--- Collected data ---
════════════════════
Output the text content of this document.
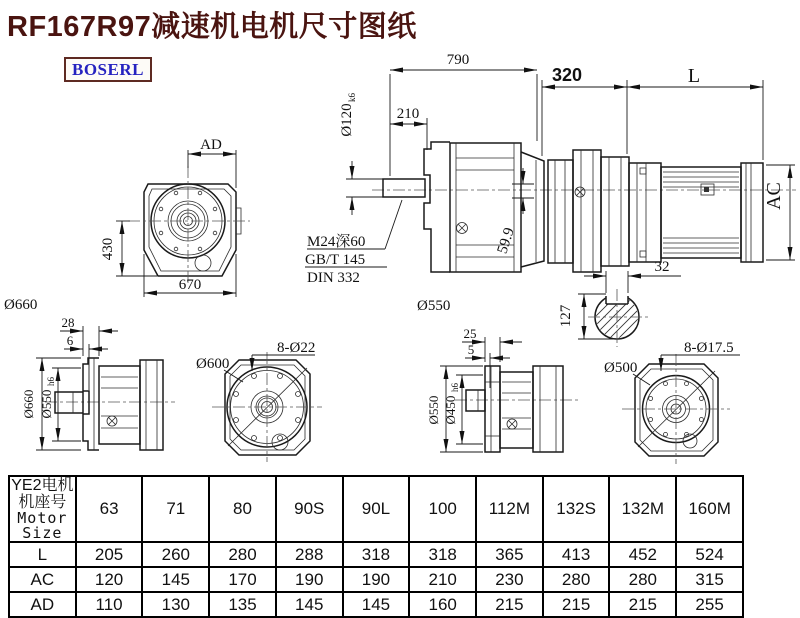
RF167R97减速机电机尺寸图纸
BOSERL
AD
430
670
Ø660
790
210
Ø120
k6
M24深60
GB/T 145
DIN 332
59.9
Ø550
320	L
AC
32
127
28
6
Ø660 Ø550
h6
Ø600
8-Ø22
25
5
Ø550 Ø450
h6
Ø500
8-Ø17.5
YE2电机机座号
Motor Size	63	71	80	90S	90L	100	112M	132S	132M	160M
L	205	260	280	288	318	318	365	413	452	524
AC	120	145	170	190	190	210	230	280	280	315
AD	110	130	135	145	145	160	215	215	215	255
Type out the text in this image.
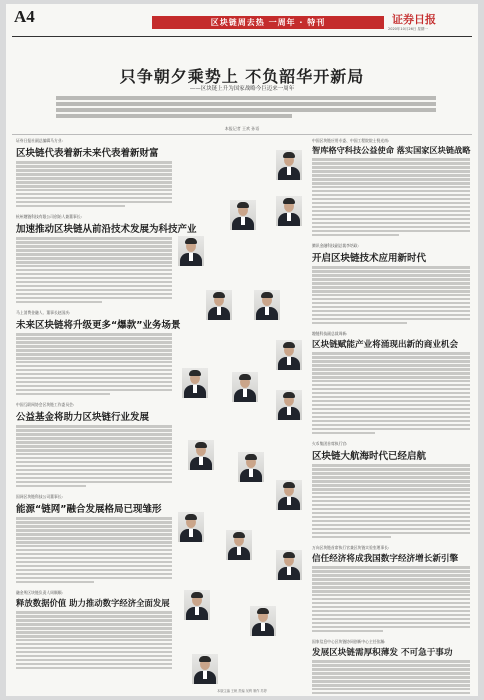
A4	区块链周去热 一周年 · 特刊	证券日报
2020年10月26日 星期一
只争朝夕乘势上 不负韶华开新局
——区块链上升为国家战略今巨迈来一周年
本报记者 王欢 孙语
证券日报社副总编辑马方业:
区块链代表着新未来代表着新财富
杭州趣链科技有限公司创始人兼董事长:
加速推动区块链从前沿技术发展为科技产业
马上消费金融人、董事长赵国庆:
未来区块链将升级更多“爆款”业务场景
中国互联网协会区块链工作委员会:
公益基金将助力区块链行业发展
国网区块链科技公司董事长:
能源“链网”融合发展格局已现雏形
融金所区块链负责人周顺顺:
释放数据价值 助力推动数字经济全面发展
中国区块链应用专委、中国工程院院士倪光南:
智库格守科技公益使命 落实国家区块链战略
腾讯金融科技副总裁李培政:
开启区块链技术应用新时代
趣链科技副总裁周新:
区块链赋能产业将涌现出新的商业机会
火币集团首席执行官:
区块链大航海时代已经启航
万向区块链首席执行官兼区块链实验室理事长:
信任经济将成我国数字经济增长新引擎
国家信息中心区块链协同创新中心主任张瀚:
发展区块链需厚积薄发 不可急于事功
本版主编 王帆 责编 吴利 制作 苏婷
════════════════════
--- Directive ---
Set down the lines of the records above exactly, apart from the pictures.

--- Response to the task ---
Output the text content of this document.
RF167R97减速机电机尺寸图纸
BOSERL
AD
430
670
Ø660
790
210
Ø120
k6
M24深60
GB/T 145
DIN 332
59.9
Ø550
320	L
AC
32
127
28
6
Ø660 Ø550
h6
Ø600
8-Ø22
25
5
Ø550 Ø450
h6
Ø500
8-Ø17.5
YE2电机机座号
Motor Size	63	71	80	90S	90L	100	112M	132S	132M	160M
L	205	260	280	288	318	318	365	413	452	524
AC	120	145	170	190	190	210	230	280	280	315
AD	110	130	135	145	145	160	215	215	215	255
Type out the text in this image.
A4	区块链周去热 一周年 · 特刊	证券日报
2020年10月26日 星期一
只争朝夕乘势上 不负韶华开新局
——区块链上升为国家战略今巨迈来一周年
本报记者 王欢 孙语
证券日报社副总编辑马方业:
区块链代表着新未来代表着新财富
杭州趣链科技有限公司创始人兼董事长:
加速推动区块链从前沿技术发展为科技产业
马上消费金融人、董事长赵国庆:
未来区块链将升级更多“爆款”业务场景
中国互联网协会区块链工作委员会:
公益基金将助力区块链行业发展
国网区块链科技公司董事长:
能源“链网”融合发展格局已现雏形
融金所区块链负责人周顺顺:
释放数据价值 助力推动数字经济全面发展
中国区块链应用专委、中国工程院院士倪光南:
智库格守科技公益使命 落实国家区块链战略
腾讯金融科技副总裁李培政:
开启区块链技术应用新时代
趣链科技副总裁周新:
区块链赋能产业将涌现出新的商业机会
火币集团首席执行官:
区块链大航海时代已经启航
万向区块链首席执行官兼区块链实验室理事长:
信任经济将成我国数字经济增长新引擎
国家信息中心区块链协同创新中心主任张瀚:
发展区块链需厚积薄发 不可急于事功
本版主编 王帆 责编 吴利 制作 苏婷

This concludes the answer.